======== RECORDS TO USE ========
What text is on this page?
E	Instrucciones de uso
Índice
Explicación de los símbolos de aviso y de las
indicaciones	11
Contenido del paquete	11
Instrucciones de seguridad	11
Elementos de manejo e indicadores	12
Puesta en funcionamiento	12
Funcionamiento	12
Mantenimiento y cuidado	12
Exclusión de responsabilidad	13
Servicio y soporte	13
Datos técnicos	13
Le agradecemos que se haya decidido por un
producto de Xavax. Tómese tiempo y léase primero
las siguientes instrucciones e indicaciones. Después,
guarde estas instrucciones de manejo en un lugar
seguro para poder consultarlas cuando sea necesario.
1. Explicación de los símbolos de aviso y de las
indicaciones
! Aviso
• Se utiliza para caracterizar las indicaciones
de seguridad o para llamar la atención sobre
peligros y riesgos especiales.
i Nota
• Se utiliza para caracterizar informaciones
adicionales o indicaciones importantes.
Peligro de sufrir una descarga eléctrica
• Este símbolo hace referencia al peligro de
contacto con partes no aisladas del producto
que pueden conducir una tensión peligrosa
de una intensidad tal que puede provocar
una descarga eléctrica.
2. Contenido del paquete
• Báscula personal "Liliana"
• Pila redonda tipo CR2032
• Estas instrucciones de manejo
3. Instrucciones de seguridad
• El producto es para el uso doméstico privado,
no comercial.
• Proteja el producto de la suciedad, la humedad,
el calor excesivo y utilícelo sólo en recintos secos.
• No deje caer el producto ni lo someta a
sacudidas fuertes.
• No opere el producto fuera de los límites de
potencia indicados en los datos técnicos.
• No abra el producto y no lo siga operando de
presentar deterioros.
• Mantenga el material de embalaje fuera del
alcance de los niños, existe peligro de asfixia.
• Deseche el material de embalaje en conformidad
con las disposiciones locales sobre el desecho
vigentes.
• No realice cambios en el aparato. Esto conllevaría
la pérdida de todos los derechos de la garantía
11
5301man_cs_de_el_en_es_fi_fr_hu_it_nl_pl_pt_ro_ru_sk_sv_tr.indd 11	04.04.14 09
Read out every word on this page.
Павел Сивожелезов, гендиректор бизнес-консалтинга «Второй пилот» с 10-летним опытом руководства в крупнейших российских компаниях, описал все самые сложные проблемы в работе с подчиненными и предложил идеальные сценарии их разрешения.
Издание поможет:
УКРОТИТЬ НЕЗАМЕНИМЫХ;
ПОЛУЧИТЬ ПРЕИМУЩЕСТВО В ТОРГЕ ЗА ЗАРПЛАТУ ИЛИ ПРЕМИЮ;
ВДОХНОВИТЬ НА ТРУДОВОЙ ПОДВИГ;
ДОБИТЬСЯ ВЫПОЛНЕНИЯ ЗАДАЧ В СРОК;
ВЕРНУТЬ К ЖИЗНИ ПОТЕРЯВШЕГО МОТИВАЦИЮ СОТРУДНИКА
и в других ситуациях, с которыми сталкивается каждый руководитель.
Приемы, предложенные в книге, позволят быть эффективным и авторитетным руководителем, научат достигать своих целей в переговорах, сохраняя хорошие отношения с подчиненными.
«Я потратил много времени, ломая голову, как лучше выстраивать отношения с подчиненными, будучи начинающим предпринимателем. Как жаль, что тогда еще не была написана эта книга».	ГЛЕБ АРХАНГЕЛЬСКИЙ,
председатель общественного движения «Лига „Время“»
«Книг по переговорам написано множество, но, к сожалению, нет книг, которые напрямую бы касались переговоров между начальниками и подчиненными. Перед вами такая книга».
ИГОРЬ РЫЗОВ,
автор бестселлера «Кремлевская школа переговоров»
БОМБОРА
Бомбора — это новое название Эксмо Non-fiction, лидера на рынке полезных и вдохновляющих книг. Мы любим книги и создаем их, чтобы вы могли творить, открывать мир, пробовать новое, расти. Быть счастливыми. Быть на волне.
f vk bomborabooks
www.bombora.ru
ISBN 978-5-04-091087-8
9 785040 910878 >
========
-- PROBLEM TO WORK ON --
Copy each line of the records above that carries the word "переговоров".

-- ANSWER TO THIS PROBLEM --
«Книг по переговорам написано множество, но, к сожалению, нет книг, которые напрямую бы касались переговоров между начальниками и подчиненными. Перед вами такая книга».
автор бестселлера «Кремлевская школа переговоров»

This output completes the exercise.